== Instructions to follow ==
Set down the whole listing verbatim.
━━━━━ Dataset rows
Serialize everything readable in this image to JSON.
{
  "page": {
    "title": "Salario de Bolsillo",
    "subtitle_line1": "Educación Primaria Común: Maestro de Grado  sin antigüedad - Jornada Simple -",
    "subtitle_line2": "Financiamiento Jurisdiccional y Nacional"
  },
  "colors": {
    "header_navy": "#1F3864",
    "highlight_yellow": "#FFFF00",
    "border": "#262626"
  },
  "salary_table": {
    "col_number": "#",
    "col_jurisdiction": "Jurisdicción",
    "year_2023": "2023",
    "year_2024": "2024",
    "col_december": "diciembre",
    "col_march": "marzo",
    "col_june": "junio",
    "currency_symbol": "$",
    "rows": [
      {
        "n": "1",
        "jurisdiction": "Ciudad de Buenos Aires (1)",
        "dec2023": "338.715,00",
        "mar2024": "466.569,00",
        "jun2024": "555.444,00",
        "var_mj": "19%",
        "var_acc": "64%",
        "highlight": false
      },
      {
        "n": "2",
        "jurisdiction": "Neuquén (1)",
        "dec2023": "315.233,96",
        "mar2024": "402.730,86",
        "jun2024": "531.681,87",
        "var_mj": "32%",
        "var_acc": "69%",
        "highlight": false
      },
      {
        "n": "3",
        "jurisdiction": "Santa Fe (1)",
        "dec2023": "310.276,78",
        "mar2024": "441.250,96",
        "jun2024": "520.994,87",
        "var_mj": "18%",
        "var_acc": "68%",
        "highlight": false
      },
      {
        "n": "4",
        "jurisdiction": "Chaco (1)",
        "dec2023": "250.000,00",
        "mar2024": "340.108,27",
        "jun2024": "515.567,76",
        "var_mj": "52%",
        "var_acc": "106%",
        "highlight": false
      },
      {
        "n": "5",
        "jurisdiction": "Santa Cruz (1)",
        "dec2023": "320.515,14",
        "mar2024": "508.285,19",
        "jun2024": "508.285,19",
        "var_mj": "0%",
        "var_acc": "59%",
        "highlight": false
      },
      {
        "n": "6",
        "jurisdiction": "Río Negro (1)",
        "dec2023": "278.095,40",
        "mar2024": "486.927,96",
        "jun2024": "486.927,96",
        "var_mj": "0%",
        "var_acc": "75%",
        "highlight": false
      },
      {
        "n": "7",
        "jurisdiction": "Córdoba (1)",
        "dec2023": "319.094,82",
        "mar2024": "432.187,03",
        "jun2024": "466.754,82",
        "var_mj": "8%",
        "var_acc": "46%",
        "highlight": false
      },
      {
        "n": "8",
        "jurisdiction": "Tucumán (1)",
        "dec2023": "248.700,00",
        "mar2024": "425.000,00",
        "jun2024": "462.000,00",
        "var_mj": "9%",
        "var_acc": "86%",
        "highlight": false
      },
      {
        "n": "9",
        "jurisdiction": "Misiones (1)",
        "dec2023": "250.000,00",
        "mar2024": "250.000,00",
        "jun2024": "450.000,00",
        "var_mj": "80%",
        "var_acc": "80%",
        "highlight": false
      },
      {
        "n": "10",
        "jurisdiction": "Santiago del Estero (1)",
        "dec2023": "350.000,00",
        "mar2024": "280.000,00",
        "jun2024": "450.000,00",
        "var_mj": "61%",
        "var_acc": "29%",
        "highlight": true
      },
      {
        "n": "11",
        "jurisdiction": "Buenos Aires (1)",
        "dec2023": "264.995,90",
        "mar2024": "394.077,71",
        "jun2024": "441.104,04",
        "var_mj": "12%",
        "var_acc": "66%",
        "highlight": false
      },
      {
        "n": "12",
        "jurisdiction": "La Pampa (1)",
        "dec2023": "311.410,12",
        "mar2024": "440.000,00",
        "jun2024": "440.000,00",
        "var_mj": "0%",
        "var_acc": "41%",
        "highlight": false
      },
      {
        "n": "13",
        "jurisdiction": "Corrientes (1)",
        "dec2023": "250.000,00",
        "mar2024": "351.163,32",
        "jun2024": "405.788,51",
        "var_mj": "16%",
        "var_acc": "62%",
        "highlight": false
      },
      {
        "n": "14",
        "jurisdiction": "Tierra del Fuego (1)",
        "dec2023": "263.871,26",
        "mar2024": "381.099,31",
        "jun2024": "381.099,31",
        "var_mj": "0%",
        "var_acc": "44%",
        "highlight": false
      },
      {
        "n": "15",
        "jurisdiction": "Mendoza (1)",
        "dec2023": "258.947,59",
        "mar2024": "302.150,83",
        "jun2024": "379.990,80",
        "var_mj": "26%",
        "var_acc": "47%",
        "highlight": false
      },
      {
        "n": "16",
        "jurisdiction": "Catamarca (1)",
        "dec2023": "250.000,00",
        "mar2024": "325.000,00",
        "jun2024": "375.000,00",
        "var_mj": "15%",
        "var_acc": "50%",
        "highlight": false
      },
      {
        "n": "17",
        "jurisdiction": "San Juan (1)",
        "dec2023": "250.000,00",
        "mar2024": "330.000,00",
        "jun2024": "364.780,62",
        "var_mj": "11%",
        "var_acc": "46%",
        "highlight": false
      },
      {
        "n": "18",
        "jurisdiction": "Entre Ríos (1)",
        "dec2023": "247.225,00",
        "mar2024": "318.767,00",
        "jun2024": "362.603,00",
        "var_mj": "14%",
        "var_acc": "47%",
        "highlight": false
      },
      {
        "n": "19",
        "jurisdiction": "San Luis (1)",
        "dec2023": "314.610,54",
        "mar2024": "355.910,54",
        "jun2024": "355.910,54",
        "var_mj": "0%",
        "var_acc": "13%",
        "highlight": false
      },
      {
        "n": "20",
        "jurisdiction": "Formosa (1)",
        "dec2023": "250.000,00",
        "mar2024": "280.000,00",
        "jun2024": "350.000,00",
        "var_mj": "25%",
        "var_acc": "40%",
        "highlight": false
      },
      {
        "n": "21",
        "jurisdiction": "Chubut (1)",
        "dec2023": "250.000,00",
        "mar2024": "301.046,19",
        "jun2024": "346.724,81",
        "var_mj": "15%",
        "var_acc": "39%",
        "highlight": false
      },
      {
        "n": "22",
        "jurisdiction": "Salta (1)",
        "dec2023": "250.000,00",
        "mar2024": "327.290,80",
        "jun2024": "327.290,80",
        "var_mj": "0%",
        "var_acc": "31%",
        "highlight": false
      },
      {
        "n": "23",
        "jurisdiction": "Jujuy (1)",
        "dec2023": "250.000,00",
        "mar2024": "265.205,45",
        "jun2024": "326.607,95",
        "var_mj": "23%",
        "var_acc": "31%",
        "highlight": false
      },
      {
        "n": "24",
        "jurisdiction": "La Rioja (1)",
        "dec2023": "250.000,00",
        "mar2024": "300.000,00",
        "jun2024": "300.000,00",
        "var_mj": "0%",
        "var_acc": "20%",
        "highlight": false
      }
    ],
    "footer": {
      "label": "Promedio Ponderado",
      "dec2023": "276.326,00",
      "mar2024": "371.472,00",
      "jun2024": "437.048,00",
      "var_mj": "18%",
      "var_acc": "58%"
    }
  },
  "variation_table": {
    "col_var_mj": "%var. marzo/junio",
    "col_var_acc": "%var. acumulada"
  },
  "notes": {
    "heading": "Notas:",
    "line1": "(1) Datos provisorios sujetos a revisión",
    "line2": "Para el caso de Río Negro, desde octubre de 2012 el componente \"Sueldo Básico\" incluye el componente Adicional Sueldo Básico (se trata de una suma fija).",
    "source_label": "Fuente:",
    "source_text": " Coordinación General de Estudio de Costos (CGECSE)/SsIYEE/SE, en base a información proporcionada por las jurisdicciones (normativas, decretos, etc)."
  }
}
━━━━━━━━━━
== The response ==
Serialize everything readable in this image to JSON.
{
  "page": {
    "title": "Salario de Bolsillo",
    "subtitle_line1": "Educación Primaria Común: Maestro de Grado  sin antigüedad - Jornada Simple -",
    "subtitle_line2": "Financiamiento Jurisdiccional y Nacional"
  },
  "colors": {
    "header_navy": "#1F3864",
    "highlight_yellow": "#FFFF00",
    "border": "#262626"
  },
  "salary_table": {
    "col_number": "#",
    "col_jurisdiction": "Jurisdicción",
    "year_2023": "2023",
    "year_2024": "2024",
    "col_december": "diciembre",
    "col_march": "marzo",
    "col_june": "junio",
    "currency_symbol": "$",
    "rows": [
      {
        "n": "1",
        "jurisdiction": "Ciudad de Buenos Aires (1)",
        "dec2023": "338.715,00",
        "mar2024": "466.569,00",
        "jun2024": "555.444,00",
        "var_mj": "19%",
        "var_acc": "64%",
        "highlight": false
      },
      {
        "n": "2",
        "jurisdiction": "Neuquén (1)",
        "dec2023": "315.233,96",
        "mar2024": "402.730,86",
        "jun2024": "531.681,87",
        "var_mj": "32%",
        "var_acc": "69%",
        "highlight": false
      },
      {
        "n": "3",
        "jurisdiction": "Santa Fe (1)",
        "dec2023": "310.276,78",
        "mar2024": "441.250,96",
        "jun2024": "520.994,87",
        "var_mj": "18%",
        "var_acc": "68%",
        "highlight": false
      },
      {
        "n": "4",
        "jurisdiction": "Chaco (1)",
        "dec2023": "250.000,00",
        "mar2024": "340.108,27",
        "jun2024": "515.567,76",
        "var_mj": "52%",
        "var_acc": "106%",
        "highlight": false
      },
      {
        "n": "5",
        "jurisdiction": "Santa Cruz (1)",
        "dec2023": "320.515,14",
        "mar2024": "508.285,19",
        "jun2024": "508.285,19",
        "var_mj": "0%",
        "var_acc": "59%",
        "highlight": false
      },
      {
        "n": "6",
        "jurisdiction": "Río Negro (1)",
        "dec2023": "278.095,40",
        "mar2024": "486.927,96",
        "jun2024": "486.927,96",
        "var_mj": "0%",
        "var_acc": "75%",
        "highlight": false
      },
      {
        "n": "7",
        "jurisdiction": "Córdoba (1)",
        "dec2023": "319.094,82",
        "mar2024": "432.187,03",
        "jun2024": "466.754,82",
        "var_mj": "8%",
        "var_acc": "46%",
        "highlight": false
      },
      {
        "n": "8",
        "jurisdiction": "Tucumán (1)",
        "dec2023": "248.700,00",
        "mar2024": "425.000,00",
        "jun2024": "462.000,00",
        "var_mj": "9%",
        "var_acc": "86%",
        "highlight": false
      },
      {
        "n": "9",
        "jurisdiction": "Misiones (1)",
        "dec2023": "250.000,00",
        "mar2024": "250.000,00",
        "jun2024": "450.000,00",
        "var_mj": "80%",
        "var_acc": "80%",
        "highlight": false
      },
      {
        "n": "10",
        "jurisdiction": "Santiago del Estero (1)",
        "dec2023": "350.000,00",
        "mar2024": "280.000,00",
        "jun2024": "450.000,00",
        "var_mj": "61%",
        "var_acc": "29%",
        "highlight": true
      },
      {
        "n": "11",
        "jurisdiction": "Buenos Aires (1)",
        "dec2023": "264.995,90",
        "mar2024": "394.077,71",
        "jun2024": "441.104,04",
        "var_mj": "12%",
        "var_acc": "66%",
        "highlight": false
      },
      {
        "n": "12",
        "jurisdiction": "La Pampa (1)",
        "dec2023": "311.410,12",
        "mar2024": "440.000,00",
        "jun2024": "440.000,00",
        "var_mj": "0%",
        "var_acc": "41%",
        "highlight": false
      },
      {
        "n": "13",
        "jurisdiction": "Corrientes (1)",
        "dec2023": "250.000,00",
        "mar2024": "351.163,32",
        "jun2024": "405.788,51",
        "var_mj": "16%",
        "var_acc": "62%",
        "highlight": false
      },
      {
        "n": "14",
        "jurisdiction": "Tierra del Fuego (1)",
        "dec2023": "263.871,26",
        "mar2024": "381.099,31",
        "jun2024": "381.099,31",
        "var_mj": "0%",
        "var_acc": "44%",
        "highlight": false
      },
      {
        "n": "15",
        "jurisdiction": "Mendoza (1)",
        "dec2023": "258.947,59",
        "mar2024": "302.150,83",
        "jun2024": "379.990,80",
        "var_mj": "26%",
        "var_acc": "47%",
        "highlight": false
      },
      {
        "n": "16",
        "jurisdiction": "Catamarca (1)",
        "dec2023": "250.000,00",
        "mar2024": "325.000,00",
        "jun2024": "375.000,00",
        "var_mj": "15%",
        "var_acc": "50%",
        "highlight": false
      },
      {
        "n": "17",
        "jurisdiction": "San Juan (1)",
        "dec2023": "250.000,00",
        "mar2024": "330.000,00",
        "jun2024": "364.780,62",
        "var_mj": "11%",
        "var_acc": "46%",
        "highlight": false
      },
      {
        "n": "18",
        "jurisdiction": "Entre Ríos (1)",
        "dec2023": "247.225,00",
        "mar2024": "318.767,00",
        "jun2024": "362.603,00",
        "var_mj": "14%",
        "var_acc": "47%",
        "highlight": false
      },
      {
        "n": "19",
        "jurisdiction": "San Luis (1)",
        "dec2023": "314.610,54",
        "mar2024": "355.910,54",
        "jun2024": "355.910,54",
        "var_mj": "0%",
        "var_acc": "13%",
        "highlight": false
      },
      {
        "n": "20",
        "jurisdiction": "Formosa (1)",
        "dec2023": "250.000,00",
        "mar2024": "280.000,00",
        "jun2024": "350.000,00",
        "var_mj": "25%",
        "var_acc": "40%",
        "highlight": false
      },
      {
        "n": "21",
        "jurisdiction": "Chubut (1)",
        "dec2023": "250.000,00",
        "mar2024": "301.046,19",
        "jun2024": "346.724,81",
        "var_mj": "15%",
        "var_acc": "39%",
        "highlight": false
      },
      {
        "n": "22",
        "jurisdiction": "Salta (1)",
        "dec2023": "250.000,00",
        "mar2024": "327.290,80",
        "jun2024": "327.290,80",
        "var_mj": "0%",
        "var_acc": "31%",
        "highlight": false
      },
      {
        "n": "23",
        "jurisdiction": "Jujuy (1)",
        "dec2023": "250.000,00",
        "mar2024": "265.205,45",
        "jun2024": "326.607,95",
        "var_mj": "23%",
        "var_acc": "31%",
        "highlight": false
      },
      {
        "n": "24",
        "jurisdiction": "La Rioja (1)",
        "dec2023": "250.000,00",
        "mar2024": "300.000,00",
        "jun2024": "300.000,00",
        "var_mj": "0%",
        "var_acc": "20%",
        "highlight": false
      }
    ],
    "footer": {
      "label": "Promedio Ponderado",
      "dec2023": "276.326,00",
      "mar2024": "371.472,00",
      "jun2024": "437.048,00",
      "var_mj": "18%",
      "var_acc": "58%"
    }
  },
  "variation_table": {
    "col_var_mj": "%var. marzo/junio",
    "col_var_acc": "%var. acumulada"
  },
  "notes": {
    "heading": "Notas:",
    "line1": "(1) Datos provisorios sujetos a revisión",
    "line2": "Para el caso de Río Negro, desde octubre de 2012 el componente \"Sueldo Básico\" incluye el componente Adicional Sueldo Básico (se trata de una suma fija).",
    "source_label": "Fuente:",
    "source_text": " Coordinación General de Estudio de Costos (CGECSE)/SsIYEE/SE, en base a información proporcionada por las jurisdicciones (normativas, decretos, etc)."
  }
}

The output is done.